Copy each line below that includes "Domains".
── SUPPLIED RECORDS
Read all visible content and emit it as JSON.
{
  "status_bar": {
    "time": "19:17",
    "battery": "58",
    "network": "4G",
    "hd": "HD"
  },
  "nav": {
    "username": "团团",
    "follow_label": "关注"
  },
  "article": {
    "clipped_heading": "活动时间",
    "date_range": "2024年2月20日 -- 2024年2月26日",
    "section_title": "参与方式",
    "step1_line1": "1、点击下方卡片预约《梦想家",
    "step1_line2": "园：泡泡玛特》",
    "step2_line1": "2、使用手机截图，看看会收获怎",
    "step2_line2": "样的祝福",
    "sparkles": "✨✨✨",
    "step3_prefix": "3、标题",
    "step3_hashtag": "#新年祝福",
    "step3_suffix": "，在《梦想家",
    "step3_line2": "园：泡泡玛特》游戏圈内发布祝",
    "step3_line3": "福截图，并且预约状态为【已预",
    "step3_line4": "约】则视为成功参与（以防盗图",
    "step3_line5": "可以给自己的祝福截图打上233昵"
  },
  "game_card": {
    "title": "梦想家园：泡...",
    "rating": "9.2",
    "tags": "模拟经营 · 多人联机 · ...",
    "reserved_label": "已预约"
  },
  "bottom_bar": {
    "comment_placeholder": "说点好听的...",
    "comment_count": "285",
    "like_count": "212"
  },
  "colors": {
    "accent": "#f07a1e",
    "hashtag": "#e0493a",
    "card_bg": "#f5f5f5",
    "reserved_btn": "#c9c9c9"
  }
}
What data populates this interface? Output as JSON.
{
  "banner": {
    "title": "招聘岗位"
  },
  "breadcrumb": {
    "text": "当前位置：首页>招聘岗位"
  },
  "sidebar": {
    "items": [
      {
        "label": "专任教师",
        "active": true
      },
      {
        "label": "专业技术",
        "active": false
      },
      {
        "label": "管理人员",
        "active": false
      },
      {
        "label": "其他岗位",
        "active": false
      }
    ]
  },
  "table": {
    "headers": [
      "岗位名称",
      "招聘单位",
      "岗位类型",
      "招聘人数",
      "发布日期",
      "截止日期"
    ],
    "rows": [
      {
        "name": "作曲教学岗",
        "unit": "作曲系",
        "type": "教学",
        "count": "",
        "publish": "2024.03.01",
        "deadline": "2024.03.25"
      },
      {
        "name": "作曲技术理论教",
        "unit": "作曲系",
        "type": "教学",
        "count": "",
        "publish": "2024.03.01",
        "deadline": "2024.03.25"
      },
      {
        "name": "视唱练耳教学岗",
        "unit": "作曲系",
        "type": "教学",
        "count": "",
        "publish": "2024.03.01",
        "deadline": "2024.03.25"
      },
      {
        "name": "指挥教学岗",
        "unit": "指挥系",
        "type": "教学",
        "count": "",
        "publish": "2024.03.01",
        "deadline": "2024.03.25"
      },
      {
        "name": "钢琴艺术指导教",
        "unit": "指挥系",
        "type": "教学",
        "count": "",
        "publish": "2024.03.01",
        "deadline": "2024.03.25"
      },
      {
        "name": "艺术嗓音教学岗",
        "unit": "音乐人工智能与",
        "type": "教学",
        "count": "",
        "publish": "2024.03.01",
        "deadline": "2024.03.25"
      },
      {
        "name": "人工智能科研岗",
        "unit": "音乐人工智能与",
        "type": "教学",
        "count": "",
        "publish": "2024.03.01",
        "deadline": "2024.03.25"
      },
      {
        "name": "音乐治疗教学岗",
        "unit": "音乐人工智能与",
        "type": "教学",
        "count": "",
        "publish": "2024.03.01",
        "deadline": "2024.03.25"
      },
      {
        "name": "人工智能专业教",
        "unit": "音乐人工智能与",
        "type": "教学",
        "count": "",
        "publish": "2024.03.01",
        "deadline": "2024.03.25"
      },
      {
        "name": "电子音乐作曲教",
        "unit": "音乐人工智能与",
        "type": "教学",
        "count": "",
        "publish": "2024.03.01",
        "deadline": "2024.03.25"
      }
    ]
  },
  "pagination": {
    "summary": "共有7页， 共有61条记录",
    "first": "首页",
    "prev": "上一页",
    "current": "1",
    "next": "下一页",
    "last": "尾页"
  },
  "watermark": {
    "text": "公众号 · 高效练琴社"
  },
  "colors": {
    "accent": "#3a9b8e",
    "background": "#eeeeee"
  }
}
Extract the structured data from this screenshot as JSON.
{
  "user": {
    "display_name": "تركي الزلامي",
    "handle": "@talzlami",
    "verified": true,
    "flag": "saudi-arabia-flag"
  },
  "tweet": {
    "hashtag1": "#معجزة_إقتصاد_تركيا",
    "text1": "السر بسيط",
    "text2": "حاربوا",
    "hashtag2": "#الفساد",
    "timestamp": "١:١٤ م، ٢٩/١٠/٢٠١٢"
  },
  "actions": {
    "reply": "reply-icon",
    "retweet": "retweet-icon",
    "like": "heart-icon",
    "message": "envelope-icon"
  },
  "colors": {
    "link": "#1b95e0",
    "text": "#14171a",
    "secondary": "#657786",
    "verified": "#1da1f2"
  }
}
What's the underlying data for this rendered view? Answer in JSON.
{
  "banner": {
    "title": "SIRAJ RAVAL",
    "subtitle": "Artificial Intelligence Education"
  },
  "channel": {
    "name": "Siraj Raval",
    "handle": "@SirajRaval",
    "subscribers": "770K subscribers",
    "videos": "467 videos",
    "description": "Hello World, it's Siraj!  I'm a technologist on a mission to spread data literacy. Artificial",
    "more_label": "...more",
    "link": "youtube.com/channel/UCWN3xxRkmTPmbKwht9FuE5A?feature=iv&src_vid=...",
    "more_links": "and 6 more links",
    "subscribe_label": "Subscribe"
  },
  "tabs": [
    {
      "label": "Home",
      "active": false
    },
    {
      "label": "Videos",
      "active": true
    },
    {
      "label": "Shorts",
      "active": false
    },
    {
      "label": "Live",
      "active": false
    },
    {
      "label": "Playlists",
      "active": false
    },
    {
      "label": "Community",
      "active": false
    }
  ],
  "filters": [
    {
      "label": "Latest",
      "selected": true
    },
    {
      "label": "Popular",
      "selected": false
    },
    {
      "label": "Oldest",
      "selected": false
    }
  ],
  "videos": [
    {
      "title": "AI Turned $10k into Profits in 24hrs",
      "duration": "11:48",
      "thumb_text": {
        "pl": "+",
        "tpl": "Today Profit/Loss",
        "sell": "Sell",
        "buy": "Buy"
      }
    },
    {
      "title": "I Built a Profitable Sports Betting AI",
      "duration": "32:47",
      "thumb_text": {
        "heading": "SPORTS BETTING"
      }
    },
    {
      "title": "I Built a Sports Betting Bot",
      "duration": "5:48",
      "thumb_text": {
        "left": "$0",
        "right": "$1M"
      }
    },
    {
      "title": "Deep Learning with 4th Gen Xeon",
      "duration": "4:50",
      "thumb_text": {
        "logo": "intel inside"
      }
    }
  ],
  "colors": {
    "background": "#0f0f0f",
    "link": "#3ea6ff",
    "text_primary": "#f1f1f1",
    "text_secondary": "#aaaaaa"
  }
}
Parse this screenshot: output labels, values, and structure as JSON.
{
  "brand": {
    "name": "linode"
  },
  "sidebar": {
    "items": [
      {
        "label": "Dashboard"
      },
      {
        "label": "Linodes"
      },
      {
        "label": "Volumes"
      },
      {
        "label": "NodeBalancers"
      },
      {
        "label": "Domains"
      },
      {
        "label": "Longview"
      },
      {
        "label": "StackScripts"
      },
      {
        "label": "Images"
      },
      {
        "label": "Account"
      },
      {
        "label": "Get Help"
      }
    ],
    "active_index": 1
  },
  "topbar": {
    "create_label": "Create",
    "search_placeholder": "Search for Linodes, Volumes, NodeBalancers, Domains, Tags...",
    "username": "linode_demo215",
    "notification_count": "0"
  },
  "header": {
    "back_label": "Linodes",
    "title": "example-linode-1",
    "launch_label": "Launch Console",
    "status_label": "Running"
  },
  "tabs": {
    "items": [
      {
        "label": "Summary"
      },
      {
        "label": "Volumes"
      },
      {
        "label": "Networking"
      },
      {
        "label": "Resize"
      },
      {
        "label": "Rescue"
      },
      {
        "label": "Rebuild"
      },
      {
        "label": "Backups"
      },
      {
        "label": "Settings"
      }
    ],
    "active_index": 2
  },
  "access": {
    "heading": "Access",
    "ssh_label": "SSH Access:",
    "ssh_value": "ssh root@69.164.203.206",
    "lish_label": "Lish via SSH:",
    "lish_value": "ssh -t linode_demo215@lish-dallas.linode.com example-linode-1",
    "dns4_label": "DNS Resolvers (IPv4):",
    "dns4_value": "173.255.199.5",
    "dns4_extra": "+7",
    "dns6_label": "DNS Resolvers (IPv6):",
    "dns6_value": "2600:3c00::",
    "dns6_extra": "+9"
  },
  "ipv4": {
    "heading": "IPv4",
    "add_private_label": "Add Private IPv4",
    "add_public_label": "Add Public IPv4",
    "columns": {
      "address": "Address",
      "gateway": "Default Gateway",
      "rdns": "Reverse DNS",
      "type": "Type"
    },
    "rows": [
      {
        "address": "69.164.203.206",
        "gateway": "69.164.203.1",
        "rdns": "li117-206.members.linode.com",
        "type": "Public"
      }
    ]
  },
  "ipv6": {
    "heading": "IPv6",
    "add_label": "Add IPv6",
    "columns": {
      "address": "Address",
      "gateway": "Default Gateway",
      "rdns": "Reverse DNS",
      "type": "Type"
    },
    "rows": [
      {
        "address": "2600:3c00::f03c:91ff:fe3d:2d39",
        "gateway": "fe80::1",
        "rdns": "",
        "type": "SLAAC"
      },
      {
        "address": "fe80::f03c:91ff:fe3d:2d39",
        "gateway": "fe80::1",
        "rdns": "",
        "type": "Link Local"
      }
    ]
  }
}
────
ANSWER BELOW >>
        "label": "Domains"
    "search_placeholder": "Search for Linodes, Volumes, NodeBalancers, Domains, Tags...",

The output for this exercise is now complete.